▶ Jobs
1) In the TCP/IP addressing page, what is each network connection on a router called?
2) Reproduce everything in the TCP/IP addressing page from "A single network" down to "their radio signals.".

▶ Document excerpt
____________________
TCP/IP Addressing
From Wiki99
↑ Computers ↑
← prev: Bootstrap software
next: TCP/IP DNS →
Contents |
IP Addresses: How Computers Address Each Other
The first thing we need to know is how one computer on the internet manages to communicate with another computer. This is done through an IP address, which is that a.b.c.d address (for example 100.27.36.65) which you see occasionally.
A single network
The internet is, like its name suggests, a collection of networks. Each network is, conceptually, a single wire running through all the computers on that network.
In the old days there was literally one wire snaking through all the computers. Nowadays, for reasons of performance and reliability, when we use ethernet we use what are called hubs or switches. The ethernet cables from each computer all plug into a single box, but conceptually those computers are all still joined together with a single wire.
In the case of a wireless network, the "wire" connecting all the computers is more abstract, but the idea is still the same. In this case the "wire" is an agreement that all the computers using a single wireless network all use the same frequency and other signal characteristics when sending and receiving their radio signals.
Because these computers are all connected by a single conceptual wire, every message thrown onto that wire can be seen by every other computer. Each message has a header which gives the address of the destination computer. Each computer reads the header, sees if it is the destination computer, and if so reads the rest of the message.
|
As a technical detail, the address that is used in this case is not the IP address, it is a second type of address called the ethernet address. There are good technical reasons for these two levels of addressing, however they are not important at our level of detail; it is a good enough approximation to just treat this address as being an IP address. |
Routers
Connecting these different networks together are boxes called routers. A router is just a computer that has at least two networks connected to it. This computer can be a standard computer like a mac or a PC, or it can be a small cheap specialized box, like an Airport base station, or it can be a large expensive specialized box like the Cisco routers used by large corporations. Each network connection on the router is called a network interface.
In a normal home situation, you might have something like this:
-
You have a cable modem which is connected to a wire that also connects
to a number of the neighboring houses and snakes all the way round your
neighborhood to the main cable office. The cable modem box is not a router,
it is just electronics that convert the type of electrical signal on a
cable TV wire to the type of electrical signal that is used by an
ethernet cable.
-
You then have an Airport base station connected to the cable modem.
-
Then you have two "real" computers in your house talking to each other wirelessly, say a tower and a portable.
In this case your home network actually consists of three computers, namely your two "real" computers and the Airport base station. The Airport base station does a number of things, one of which is that it acts as a router.
Now consider the problem of how a packet of data gets from one computer to another.
- Any packet you send from the tower to the portable goes there directly, problem solved. If the two were connected by wired ethernet, the packet would just travel over the wire. The two are connected wirelessly, but the principle is the same --- one of them radiates out the packet over its antenna, and the other receives the packet using its antenna.
-
Now consider a packet that you want to send to the outside world, say to Google, from your laptop.
Your laptop, based on various tables it maintains, knows that the Google server is not on its local wireless network. Your laptop also knows that any data addressed to a computer not on the local network should be sent to the router for this network, ie to the Airport base station. So the packet gets sent to the router (via its wireless interface).
____________________
▶ Data
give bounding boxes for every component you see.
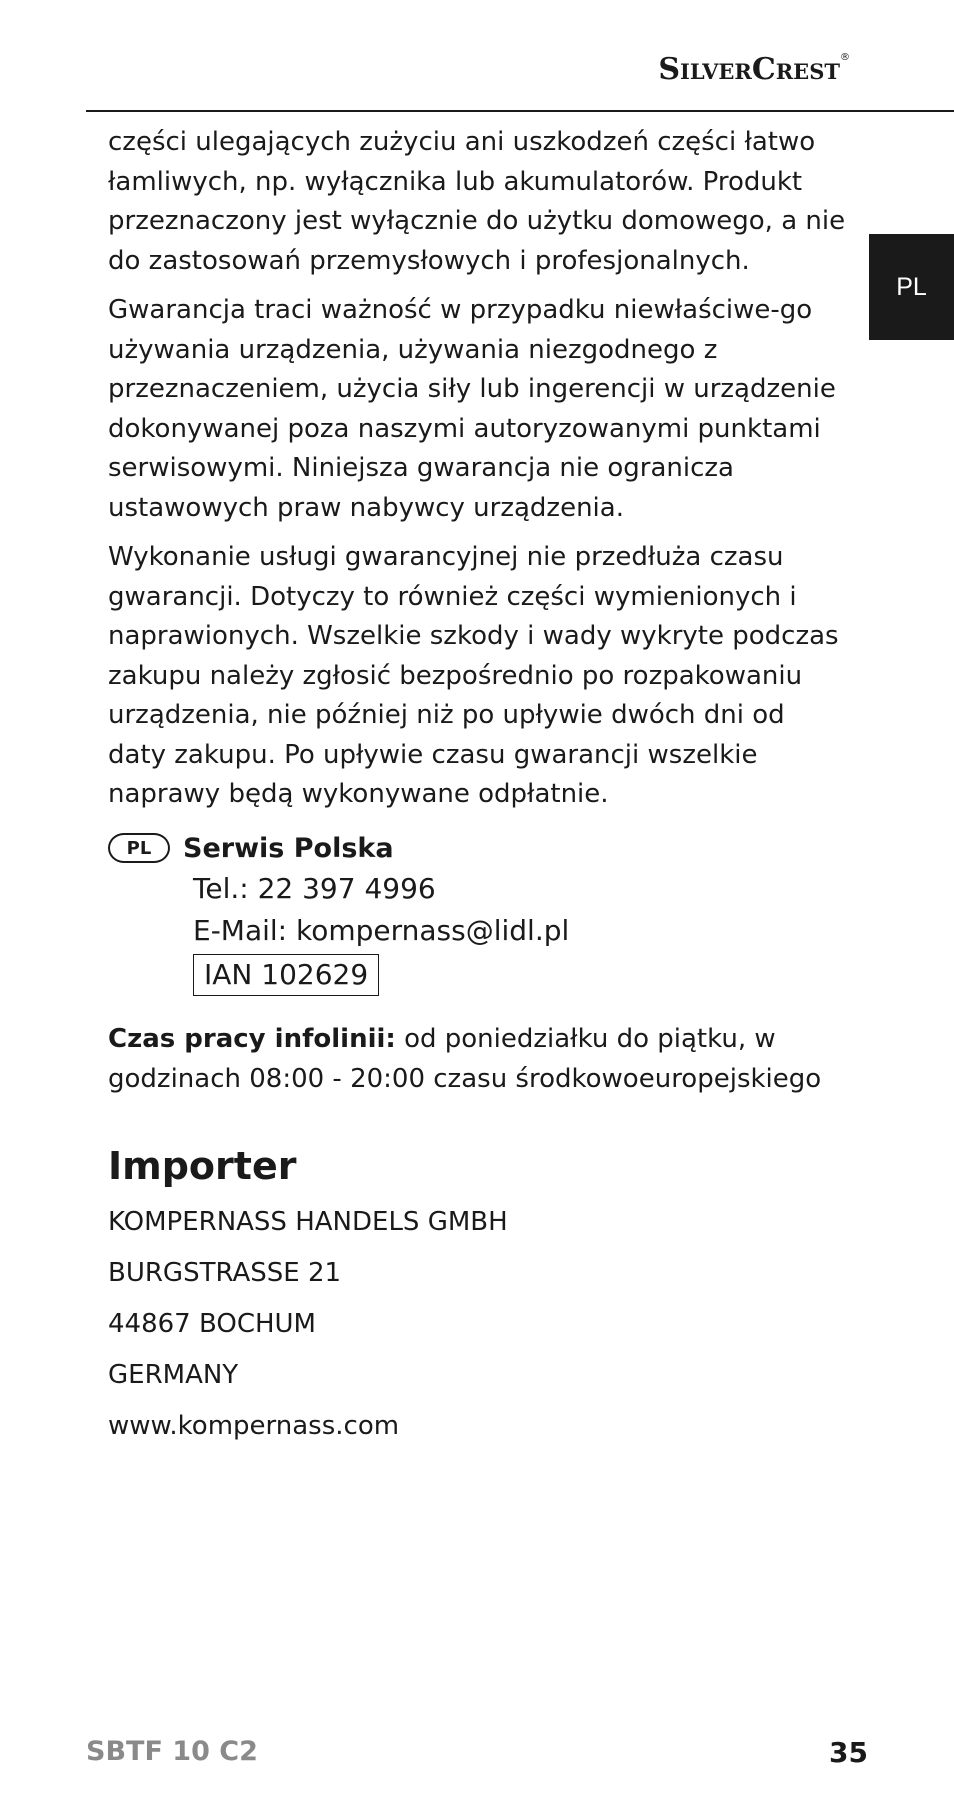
____________________
▶ Task responses
1) A network interface.

2)
A single network
The internet is, like its name suggests, a collection of networks. Each network is, conceptually, a single wire running through all the computers on that network.
In the old days there was literally one wire snaking through all the computers. Nowadays, for reasons of performance and reliability, when we use ethernet we use what are called hubs or switches. The ethernet cables from each computer all plug into a single box, but conceptually those computers are all still joined together with a single wire.
In the case of a wireless network, the "wire" connecting all the computers is more abstract, but the idea is still the same. In this case the "wire" is an agreement that all the computers using a single wireless network all use the same frequency and other signal characteristics when sending and receiving their radio signals.